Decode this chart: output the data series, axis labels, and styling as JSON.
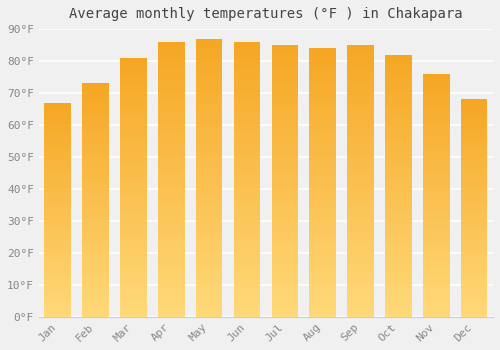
{
  "title": "Average monthly temperatures (°F ) in Chakapara",
  "months": [
    "Jan",
    "Feb",
    "Mar",
    "Apr",
    "May",
    "Jun",
    "Jul",
    "Aug",
    "Sep",
    "Oct",
    "Nov",
    "Dec"
  ],
  "values": [
    67,
    73,
    81,
    86,
    87,
    86,
    85,
    84,
    85,
    82,
    76,
    68
  ],
  "bar_color_top": "#F5A623",
  "bar_color_bottom": "#FFD878",
  "ylim": [
    0,
    90
  ],
  "yticks": [
    0,
    10,
    20,
    30,
    40,
    50,
    60,
    70,
    80,
    90
  ],
  "ytick_labels": [
    "0°F",
    "10°F",
    "20°F",
    "30°F",
    "40°F",
    "50°F",
    "60°F",
    "70°F",
    "80°F",
    "90°F"
  ],
  "background_color": "#f0f0f0",
  "grid_color": "#ffffff",
  "title_fontsize": 10,
  "tick_fontsize": 8,
  "font_family": "monospace",
  "bar_width": 0.7,
  "n_gradient_steps": 60
}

::::

PROBLEM TO SOLVE: Generate a word-for-word copy of the preceding records, excluding all pictures.

RESPONSE:
Decode this chart: output the data series, axis labels, and styling as JSON.
{
  "title": "Average monthly temperatures (°F ) in Chakapara",
  "months": [
    "Jan",
    "Feb",
    "Mar",
    "Apr",
    "May",
    "Jun",
    "Jul",
    "Aug",
    "Sep",
    "Oct",
    "Nov",
    "Dec"
  ],
  "values": [
    67,
    73,
    81,
    86,
    87,
    86,
    85,
    84,
    85,
    82,
    76,
    68
  ],
  "bar_color_top": "#F5A623",
  "bar_color_bottom": "#FFD878",
  "ylim": [
    0,
    90
  ],
  "yticks": [
    0,
    10,
    20,
    30,
    40,
    50,
    60,
    70,
    80,
    90
  ],
  "ytick_labels": [
    "0°F",
    "10°F",
    "20°F",
    "30°F",
    "40°F",
    "50°F",
    "60°F",
    "70°F",
    "80°F",
    "90°F"
  ],
  "background_color": "#f0f0f0",
  "grid_color": "#ffffff",
  "title_fontsize": 10,
  "tick_fontsize": 8,
  "font_family": "monospace",
  "bar_width": 0.7,
  "n_gradient_steps": 60
}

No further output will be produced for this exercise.